:: INSTRUCTIONS FOR THE TASK ::
What is the count of lines that hold the word "Addressing"? Give only the number.

>> begin

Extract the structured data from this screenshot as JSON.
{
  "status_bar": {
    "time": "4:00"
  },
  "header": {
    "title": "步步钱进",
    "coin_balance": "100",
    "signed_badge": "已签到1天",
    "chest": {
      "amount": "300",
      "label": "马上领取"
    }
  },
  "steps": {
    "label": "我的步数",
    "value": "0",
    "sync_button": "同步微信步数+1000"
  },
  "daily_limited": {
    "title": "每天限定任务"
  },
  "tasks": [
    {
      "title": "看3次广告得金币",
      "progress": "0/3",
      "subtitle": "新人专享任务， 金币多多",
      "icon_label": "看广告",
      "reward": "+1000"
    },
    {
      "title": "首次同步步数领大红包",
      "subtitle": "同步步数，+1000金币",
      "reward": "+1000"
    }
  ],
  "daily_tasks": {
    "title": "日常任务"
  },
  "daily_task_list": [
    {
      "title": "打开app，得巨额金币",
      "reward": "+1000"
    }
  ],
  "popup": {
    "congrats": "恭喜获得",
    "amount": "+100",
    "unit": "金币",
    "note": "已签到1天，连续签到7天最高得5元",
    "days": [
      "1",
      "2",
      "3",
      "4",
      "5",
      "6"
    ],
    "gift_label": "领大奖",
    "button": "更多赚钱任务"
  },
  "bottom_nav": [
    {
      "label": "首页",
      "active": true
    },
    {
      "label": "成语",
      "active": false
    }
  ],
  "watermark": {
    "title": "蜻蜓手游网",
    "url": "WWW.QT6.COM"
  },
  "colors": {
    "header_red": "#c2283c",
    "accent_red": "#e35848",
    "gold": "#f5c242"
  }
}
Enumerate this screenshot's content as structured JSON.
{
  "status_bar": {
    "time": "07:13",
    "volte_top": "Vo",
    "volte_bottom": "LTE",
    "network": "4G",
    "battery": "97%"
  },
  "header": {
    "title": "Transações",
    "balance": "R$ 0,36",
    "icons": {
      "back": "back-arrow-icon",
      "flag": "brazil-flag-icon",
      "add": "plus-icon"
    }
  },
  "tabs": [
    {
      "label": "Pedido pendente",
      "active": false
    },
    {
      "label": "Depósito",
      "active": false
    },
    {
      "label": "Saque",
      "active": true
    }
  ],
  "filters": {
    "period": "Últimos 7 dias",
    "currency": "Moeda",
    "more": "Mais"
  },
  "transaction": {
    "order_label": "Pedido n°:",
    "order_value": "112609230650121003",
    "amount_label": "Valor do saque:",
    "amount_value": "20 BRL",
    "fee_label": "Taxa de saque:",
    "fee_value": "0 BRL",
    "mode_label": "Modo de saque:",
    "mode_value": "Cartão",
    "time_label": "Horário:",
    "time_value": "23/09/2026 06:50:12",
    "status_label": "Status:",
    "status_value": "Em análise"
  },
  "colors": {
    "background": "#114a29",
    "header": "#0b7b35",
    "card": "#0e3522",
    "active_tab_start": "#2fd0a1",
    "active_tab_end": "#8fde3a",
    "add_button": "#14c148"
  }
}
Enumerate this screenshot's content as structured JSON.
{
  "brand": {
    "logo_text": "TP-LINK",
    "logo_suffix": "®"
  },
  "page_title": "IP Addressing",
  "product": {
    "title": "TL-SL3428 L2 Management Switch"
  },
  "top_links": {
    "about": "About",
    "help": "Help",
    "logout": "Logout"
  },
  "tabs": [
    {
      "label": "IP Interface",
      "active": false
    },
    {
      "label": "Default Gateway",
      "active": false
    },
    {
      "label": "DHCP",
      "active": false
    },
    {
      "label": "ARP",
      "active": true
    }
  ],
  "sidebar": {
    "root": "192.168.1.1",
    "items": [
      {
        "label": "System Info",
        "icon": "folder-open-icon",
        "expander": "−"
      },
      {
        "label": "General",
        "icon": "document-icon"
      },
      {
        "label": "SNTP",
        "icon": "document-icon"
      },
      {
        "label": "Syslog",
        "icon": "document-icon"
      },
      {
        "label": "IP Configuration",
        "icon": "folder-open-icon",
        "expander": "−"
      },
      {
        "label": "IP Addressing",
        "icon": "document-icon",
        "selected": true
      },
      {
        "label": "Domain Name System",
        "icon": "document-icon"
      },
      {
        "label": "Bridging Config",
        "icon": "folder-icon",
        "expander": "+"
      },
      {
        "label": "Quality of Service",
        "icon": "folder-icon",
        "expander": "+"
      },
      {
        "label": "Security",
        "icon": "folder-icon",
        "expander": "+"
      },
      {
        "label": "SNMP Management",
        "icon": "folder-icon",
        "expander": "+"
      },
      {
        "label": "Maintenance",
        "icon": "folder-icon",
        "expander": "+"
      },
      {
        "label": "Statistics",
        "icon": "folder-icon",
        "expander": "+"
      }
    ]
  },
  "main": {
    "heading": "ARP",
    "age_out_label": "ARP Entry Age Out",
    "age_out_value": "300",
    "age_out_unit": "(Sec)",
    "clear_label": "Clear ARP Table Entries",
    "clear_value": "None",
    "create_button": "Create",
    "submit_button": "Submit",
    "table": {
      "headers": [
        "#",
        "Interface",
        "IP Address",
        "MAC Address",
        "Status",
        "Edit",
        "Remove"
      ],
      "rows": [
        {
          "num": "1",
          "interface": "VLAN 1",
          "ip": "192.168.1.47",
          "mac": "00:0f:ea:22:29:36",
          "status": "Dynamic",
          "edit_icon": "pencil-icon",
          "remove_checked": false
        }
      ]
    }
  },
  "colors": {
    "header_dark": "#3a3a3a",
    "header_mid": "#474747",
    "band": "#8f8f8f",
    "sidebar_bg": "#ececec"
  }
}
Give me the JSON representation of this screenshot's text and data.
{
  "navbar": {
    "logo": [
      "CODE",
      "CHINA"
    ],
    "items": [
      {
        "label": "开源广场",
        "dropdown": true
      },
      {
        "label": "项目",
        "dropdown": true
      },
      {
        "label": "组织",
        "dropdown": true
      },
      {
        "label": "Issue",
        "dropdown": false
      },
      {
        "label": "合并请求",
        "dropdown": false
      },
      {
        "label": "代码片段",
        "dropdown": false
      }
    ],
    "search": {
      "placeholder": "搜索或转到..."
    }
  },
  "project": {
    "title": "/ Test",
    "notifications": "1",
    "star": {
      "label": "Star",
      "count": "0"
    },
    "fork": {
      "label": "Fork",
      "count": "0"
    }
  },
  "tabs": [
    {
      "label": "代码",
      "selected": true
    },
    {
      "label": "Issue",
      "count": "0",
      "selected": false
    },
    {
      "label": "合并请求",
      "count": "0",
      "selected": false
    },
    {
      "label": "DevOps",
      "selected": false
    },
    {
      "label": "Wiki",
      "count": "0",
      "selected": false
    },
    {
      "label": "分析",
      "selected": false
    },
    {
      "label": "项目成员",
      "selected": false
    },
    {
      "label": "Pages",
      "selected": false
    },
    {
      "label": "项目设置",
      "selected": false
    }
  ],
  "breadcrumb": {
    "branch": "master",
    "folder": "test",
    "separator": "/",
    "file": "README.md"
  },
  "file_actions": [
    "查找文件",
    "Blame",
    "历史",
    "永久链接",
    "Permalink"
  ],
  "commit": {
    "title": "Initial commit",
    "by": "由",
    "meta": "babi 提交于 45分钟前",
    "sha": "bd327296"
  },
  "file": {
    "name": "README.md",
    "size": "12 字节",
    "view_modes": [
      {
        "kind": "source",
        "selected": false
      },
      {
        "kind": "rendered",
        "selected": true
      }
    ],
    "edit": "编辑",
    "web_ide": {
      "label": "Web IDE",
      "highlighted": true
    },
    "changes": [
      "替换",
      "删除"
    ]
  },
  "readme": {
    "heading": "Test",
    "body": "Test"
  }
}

>> end

:: WRITTEN ANSWER ::
2